Leaving out all pictures, return the records word for word.

**Dataset entries**.
◇ ◇ ◇ ◇
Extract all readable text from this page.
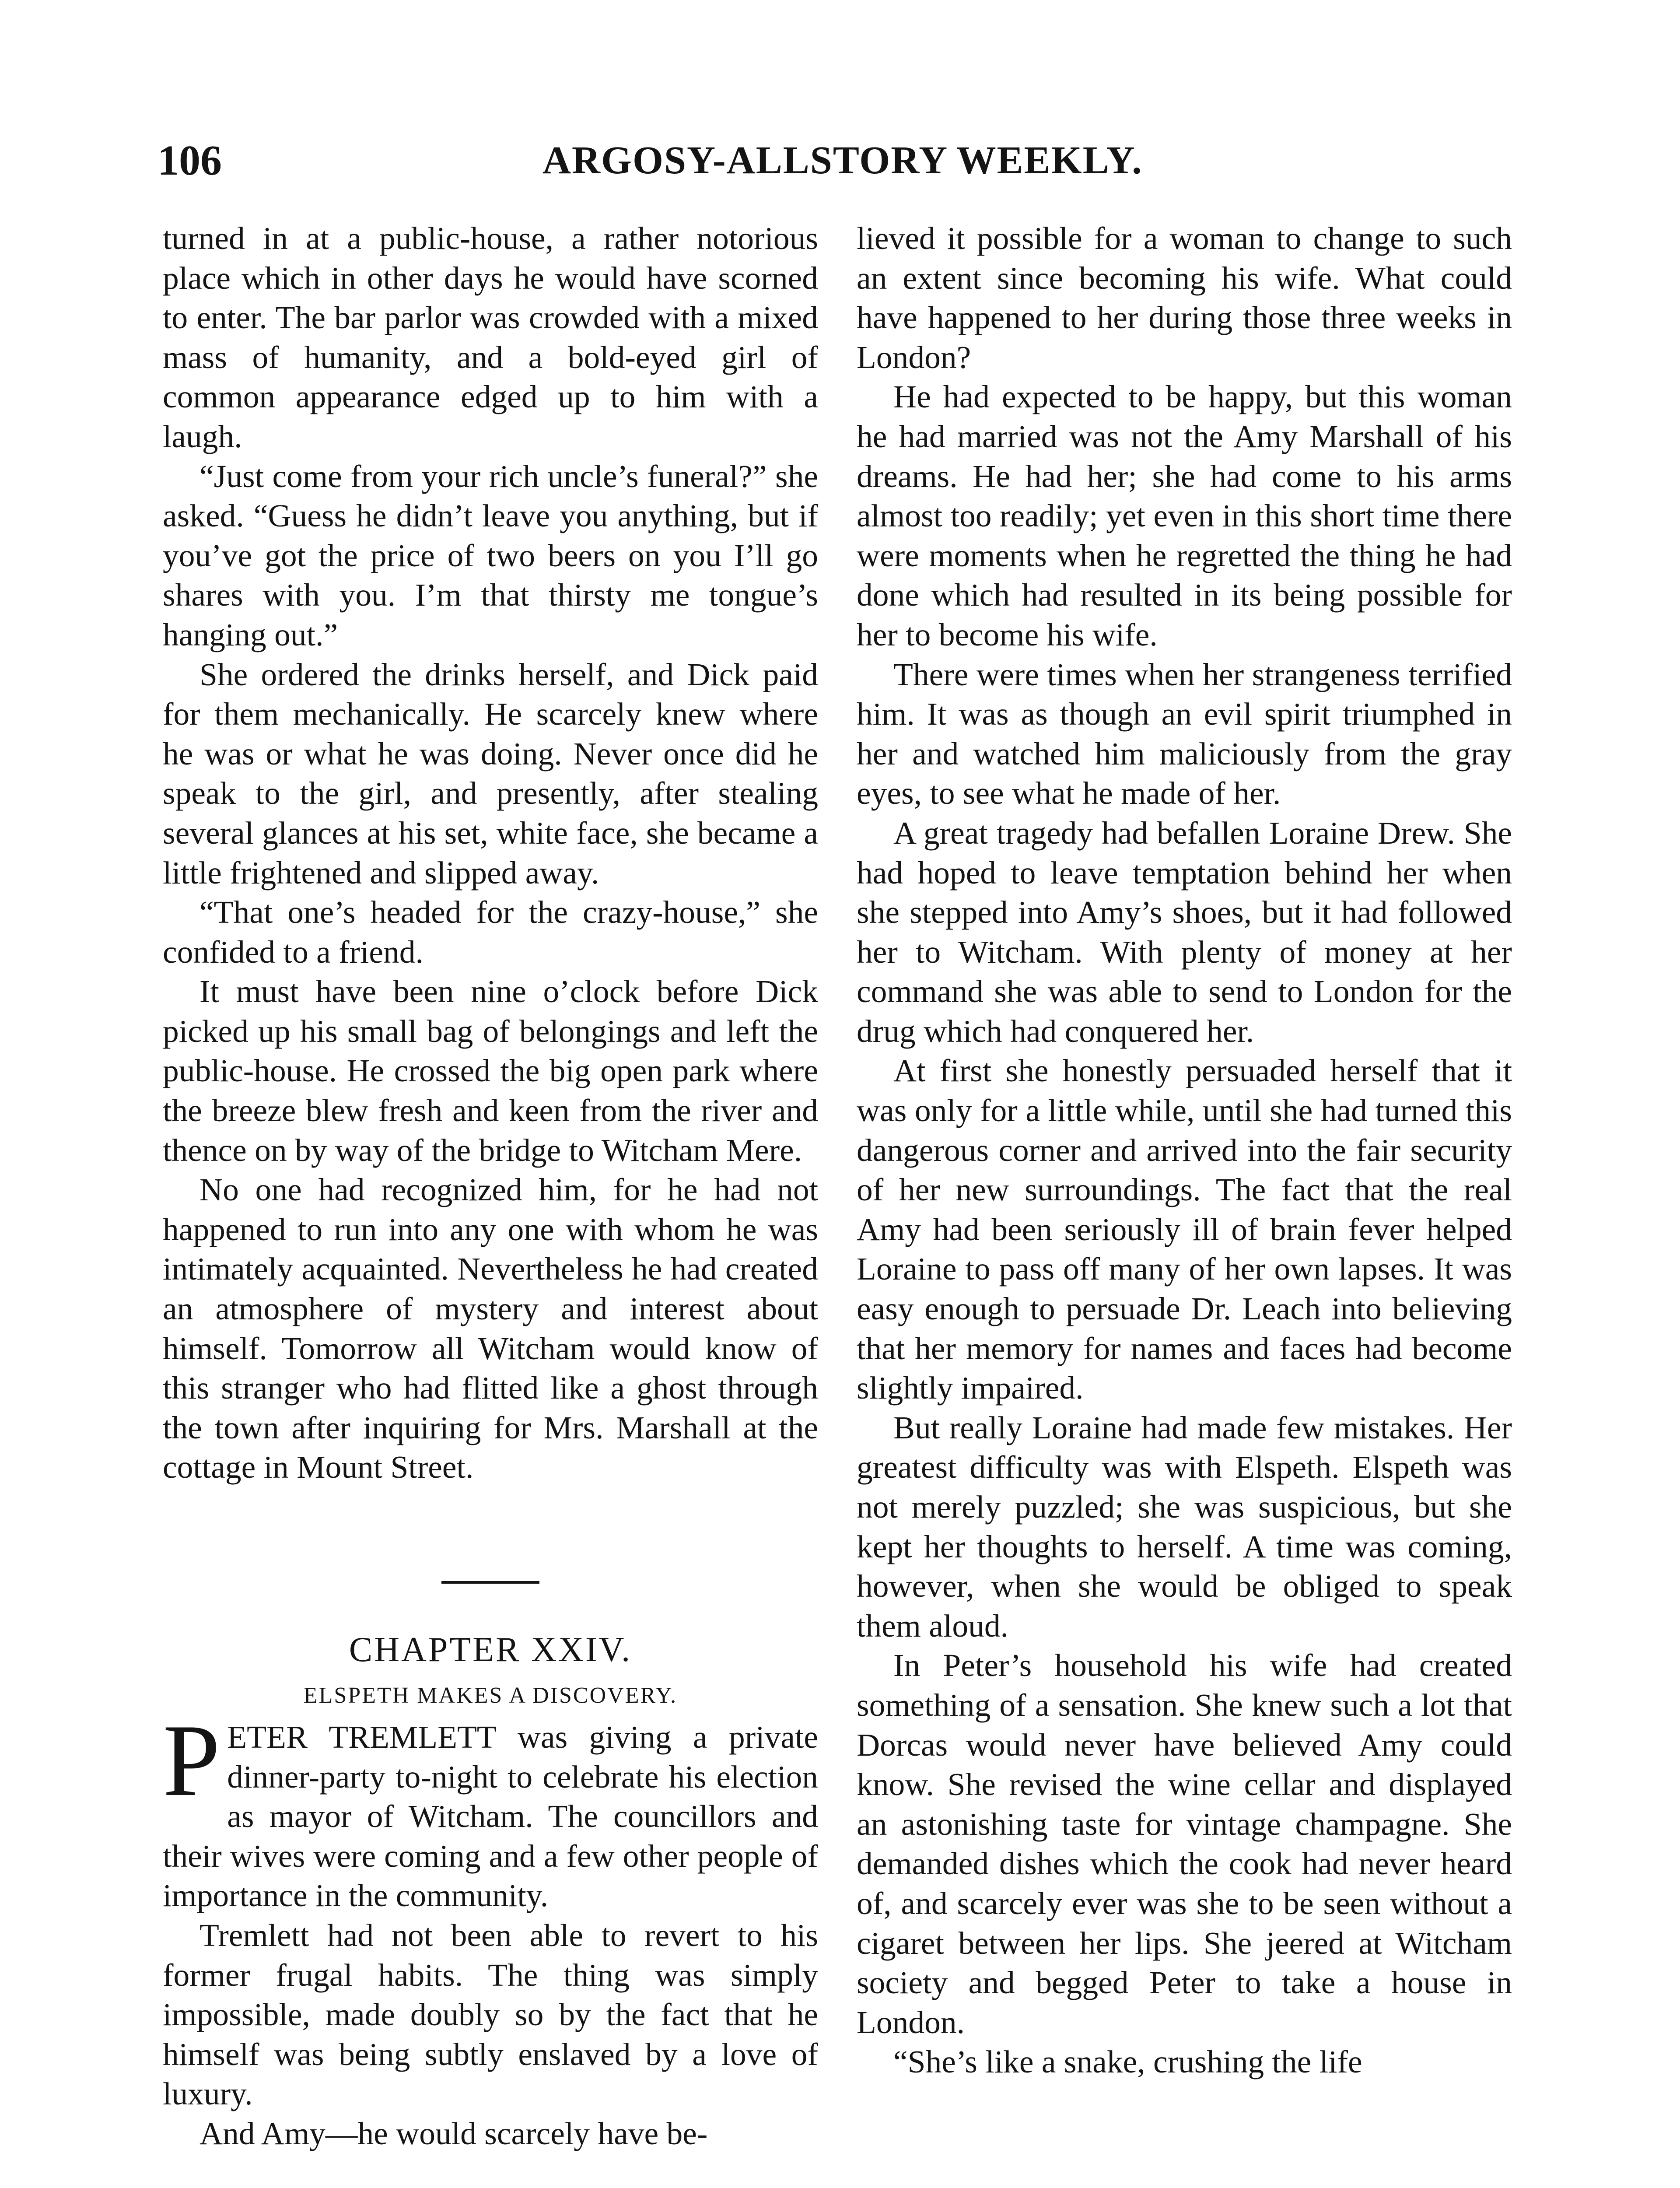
106	ARGOSY-ALLSTORY WEEKLY.

turned in at a public-house, a rather notorious place which in other days he would have scorned to enter. The bar parlor was crowded with a mixed mass of humanity, and a bold-eyed girl of common appearance edged up to him with a laugh.

“Just come from your rich uncle’s funeral?” she asked. “Guess he didn’t leave you anything, but if you’ve got the price of two beers on you I’ll go shares with you. I’m that thirsty me tongue’s hanging out.”

She ordered the drinks herself, and Dick paid for them mechanically. He scarcely knew where he was or what he was doing. Never once did he speak to the girl, and presently, after stealing several glances at his set, white face, she became a little frightened and slipped away.

“That one’s headed for the crazy-house,” she confided to a friend.

It must have been nine o’clock before Dick picked up his small bag of belongings and left the public-house. He crossed the big open park where the breeze blew fresh and keen from the river and thence on by way of the bridge to Witcham Mere.

No one had recognized him, for he had not happened to run into any one with whom he was intimately acquainted. Nevertheless he had created an atmosphere of mystery and interest about himself. Tomorrow all Witcham would know of this stranger who had flitted like a ghost through the town after inquiring for Mrs. Marshall at the cottage in Mount Street.

CHAPTER XXIV.

ELSPETH MAKES A DISCOVERY.

PETER TREMLETT was giving a private dinner-party to-night to celebrate his election as mayor of Witcham. The councillors and their wives were coming and a few other people of importance in the community.

Tremlett had not been able to revert to his former frugal habits. The thing was simply impossible, made doubly so by the fact that he himself was being subtly enslaved by a love of luxury.

And Amy—he would scarcely have be-

lieved it possible for a woman to change to such an extent since becoming his wife. What could have happened to her during those three weeks in London?

He had expected to be happy, but this woman he had married was not the Amy Marshall of his dreams. He had her; she had come to his arms almost too readily; yet even in this short time there were moments when he regretted the thing he had done which had resulted in its being possible for her to become his wife.

There were times when her strangeness terrified him. It was as though an evil spirit triumphed in her and watched him maliciously from the gray eyes, to see what he made of her.

A great tragedy had befallen Loraine Drew. She had hoped to leave temptation behind her when she stepped into Amy’s shoes, but it had followed her to Witcham. With plenty of money at her command she was able to send to London for the drug which had conquered her.

At first she honestly persuaded herself that it was only for a little while, until she had turned this dangerous corner and arrived into the fair security of her new surroundings. The fact that the real Amy had been seriously ill of brain fever helped Loraine to pass off many of her own lapses. It was easy enough to persuade Dr. Leach into believing that her memory for names and faces had become slightly impaired.

But really Loraine had made few mistakes. Her greatest difficulty was with Elspeth. Elspeth was not merely puzzled; she was suspicious, but she kept her thoughts to herself. A time was coming, however, when she would be obliged to speak them aloud.

In Peter’s household his wife had created something of a sensation. She knew such a lot that Dorcas would never have believed Amy could know. She revised the wine cellar and displayed an astonishing taste for vintage champagne. She demanded dishes which the cook had never heard of, and scarcely ever was she to be seen without a cigaret between her lips. She jeered at Witcham society and begged Peter to take a house in London.

“She’s like a snake, crushing the life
◇ ◇ ◇ ◇
**Exercise output**.
Extract all readable text from this page.
106	ARGOSY-ALLSTORY WEEKLY.

turned in at a public-house, a rather notorious place which in other days he would have scorned to enter. The bar parlor was crowded with a mixed mass of humanity, and a bold-eyed girl of common appearance edged up to him with a laugh.

“Just come from your rich uncle’s funeral?” she asked. “Guess he didn’t leave you anything, but if you’ve got the price of two beers on you I’ll go shares with you. I’m that thirsty me tongue’s hanging out.”

She ordered the drinks herself, and Dick paid for them mechanically. He scarcely knew where he was or what he was doing. Never once did he speak to the girl, and presently, after stealing several glances at his set, white face, she became a little frightened and slipped away.

“That one’s headed for the crazy-house,” she confided to a friend.

It must have been nine o’clock before Dick picked up his small bag of belongings and left the public-house. He crossed the big open park where the breeze blew fresh and keen from the river and thence on by way of the bridge to Witcham Mere.

No one had recognized him, for he had not happened to run into any one with whom he was intimately acquainted. Nevertheless he had created an atmosphere of mystery and interest about himself. Tomorrow all Witcham would know of this stranger who had flitted like a ghost through the town after inquiring for Mrs. Marshall at the cottage in Mount Street.

CHAPTER XXIV.

ELSPETH MAKES A DISCOVERY.

PETER TREMLETT was giving a private dinner-party to-night to celebrate his election as mayor of Witcham. The councillors and their wives were coming and a few other people of importance in the community.

Tremlett had not been able to revert to his former frugal habits. The thing was simply impossible, made doubly so by the fact that he himself was being subtly enslaved by a love of luxury.

And Amy—he would scarcely have be-

lieved it possible for a woman to change to such an extent since becoming his wife. What could have happened to her during those three weeks in London?

He had expected to be happy, but this woman he had married was not the Amy Marshall of his dreams. He had her; she had come to his arms almost too readily; yet even in this short time there were moments when he regretted the thing he had done which had resulted in its being possible for her to become his wife.

There were times when her strangeness terrified him. It was as though an evil spirit triumphed in her and watched him maliciously from the gray eyes, to see what he made of her.

A great tragedy had befallen Loraine Drew. She had hoped to leave temptation behind her when she stepped into Amy’s shoes, but it had followed her to Witcham. With plenty of money at her command she was able to send to London for the drug which had conquered her.

At first she honestly persuaded herself that it was only for a little while, until she had turned this dangerous corner and arrived into the fair security of her new surroundings. The fact that the real Amy had been seriously ill of brain fever helped Loraine to pass off many of her own lapses. It was easy enough to persuade Dr. Leach into believing that her memory for names and faces had become slightly impaired.

But really Loraine had made few mistakes. Her greatest difficulty was with Elspeth. Elspeth was not merely puzzled; she was suspicious, but she kept her thoughts to herself. A time was coming, however, when she would be obliged to speak them aloud.

In Peter’s household his wife had created something of a sensation. She knew such a lot that Dorcas would never have believed Amy could know. She revised the wine cellar and displayed an astonishing taste for vintage champagne. She demanded dishes which the cook had never heard of, and scarcely ever was she to be seen without a cigaret between her lips. She jeered at Witcham society and begged Peter to take a house in London.

“She’s like a snake, crushing the life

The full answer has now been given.